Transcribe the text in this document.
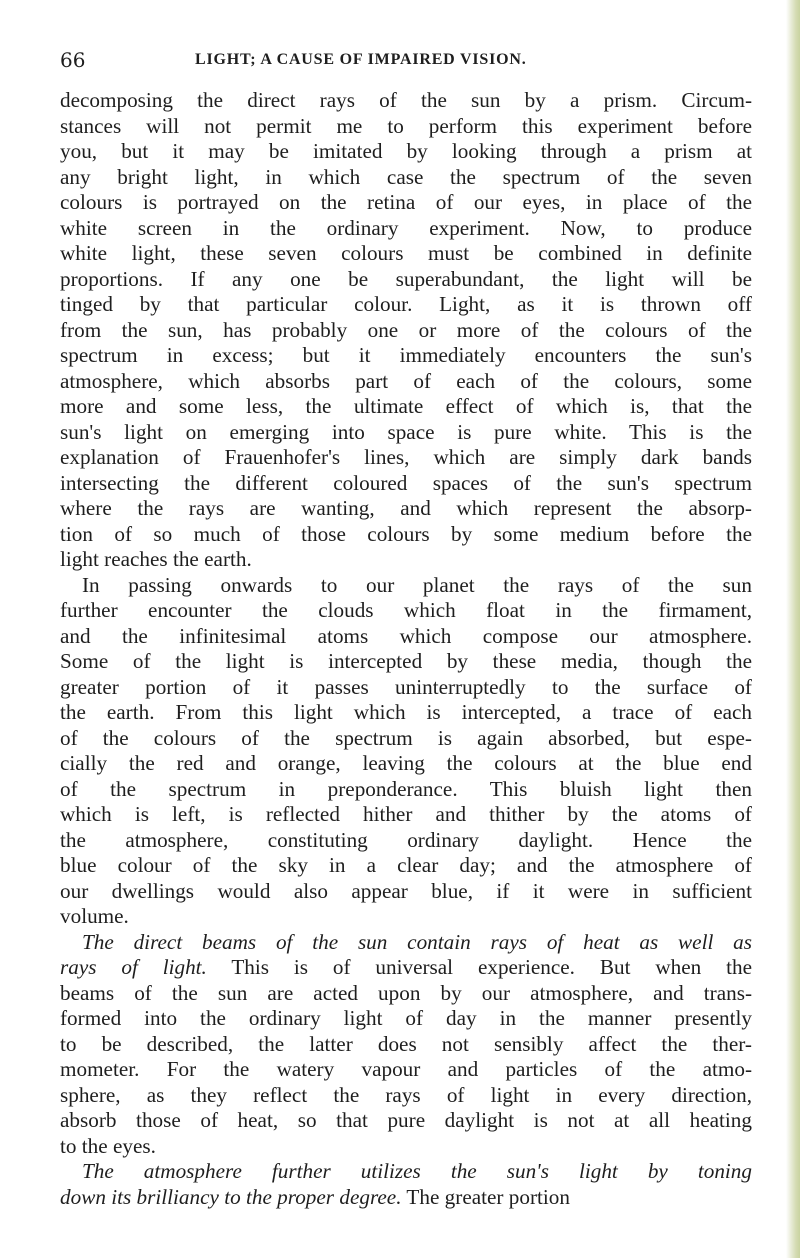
66	LIGHT; A CAUSE OF IMPAIRED VISION.
decomposing the direct rays of the sun by a prism. Circum-
stances will not permit me to perform this experiment before
you, but it may be imitated by looking through a prism at
any bright light, in which case the spectrum of the seven
colours is portrayed on the retina of our eyes, in place of the
white screen in the ordinary experiment. Now, to produce
white light, these seven colours must be combined in definite
proportions. If any one be superabundant, the light will be
tinged by that particular colour. Light, as it is thrown off
from the sun, has probably one or more of the colours of the
spectrum in excess; but it immediately encounters the sun's
atmosphere, which absorbs part of each of the colours, some
more and some less, the ultimate effect of which is, that the
sun's light on emerging into space is pure white. This is the
explanation of Frauenhofer's lines, which are simply dark bands
intersecting the different coloured spaces of the sun's spectrum
where the rays are wanting, and which represent the absorp-
tion of so much of those colours by some medium before the
light reaches the earth.
In passing onwards to our planet the rays of the sun
further encounter the clouds which float in the firmament,
and the infinitesimal atoms which compose our atmosphere.
Some of the light is intercepted by these media, though the
greater portion of it passes uninterruptedly to the surface of
the earth. From this light which is intercepted, a trace of each
of the colours of the spectrum is again absorbed, but espe-
cially the red and orange, leaving the colours at the blue end
of the spectrum in preponderance. This bluish light then
which is left, is reflected hither and thither by the atoms of
the atmosphere, constituting ordinary daylight. Hence the
blue colour of the sky in a clear day; and the atmosphere of
our dwellings would also appear blue, if it were in sufficient
volume.
The direct beams of the sun contain rays of heat as well as
rays of light. This is of universal experience. But when the
beams of the sun are acted upon by our atmosphere, and trans-
formed into the ordinary light of day in the manner presently
to be described, the latter does not sensibly affect the ther-
mometer. For the watery vapour and particles of the atmo-
sphere, as they reflect the rays of light in every direction,
absorb those of heat, so that pure daylight is not at all heating
to the eyes.
The atmosphere further utilizes the sun's light by toning
down its brilliancy to the proper degree. The greater portion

══════

* Short exercise *
Each record above must be returned exactly as written, with its pictures omitted.

* Response to this exercise *
Transcribe the text in this document.
66	LIGHT; A CAUSE OF IMPAIRED VISION.
decomposing the direct rays of the sun by a prism. Circum-
stances will not permit me to perform this experiment before
you, but it may be imitated by looking through a prism at
any bright light, in which case the spectrum of the seven
colours is portrayed on the retina of our eyes, in place of the
white screen in the ordinary experiment. Now, to produce
white light, these seven colours must be combined in definite
proportions. If any one be superabundant, the light will be
tinged by that particular colour. Light, as it is thrown off
from the sun, has probably one or more of the colours of the
spectrum in excess; but it immediately encounters the sun's
atmosphere, which absorbs part of each of the colours, some
more and some less, the ultimate effect of which is, that the
sun's light on emerging into space is pure white. This is the
explanation of Frauenhofer's lines, which are simply dark bands
intersecting the different coloured spaces of the sun's spectrum
where the rays are wanting, and which represent the absorp-
tion of so much of those colours by some medium before the
light reaches the earth.
In passing onwards to our planet the rays of the sun
further encounter the clouds which float in the firmament,
and the infinitesimal atoms which compose our atmosphere.
Some of the light is intercepted by these media, though the
greater portion of it passes uninterruptedly to the surface of
the earth. From this light which is intercepted, a trace of each
of the colours of the spectrum is again absorbed, but espe-
cially the red and orange, leaving the colours at the blue end
of the spectrum in preponderance. This bluish light then
which is left, is reflected hither and thither by the atoms of
the atmosphere, constituting ordinary daylight. Hence the
blue colour of the sky in a clear day; and the atmosphere of
our dwellings would also appear blue, if it were in sufficient
volume.
The direct beams of the sun contain rays of heat as well as
rays of light. This is of universal experience. But when the
beams of the sun are acted upon by our atmosphere, and trans-
formed into the ordinary light of day in the manner presently
to be described, the latter does not sensibly affect the ther-
mometer. For the watery vapour and particles of the atmo-
sphere, as they reflect the rays of light in every direction,
absorb those of heat, so that pure daylight is not at all heating
to the eyes.
The atmosphere further utilizes the sun's light by toning
down its brilliancy to the proper degree. The greater portion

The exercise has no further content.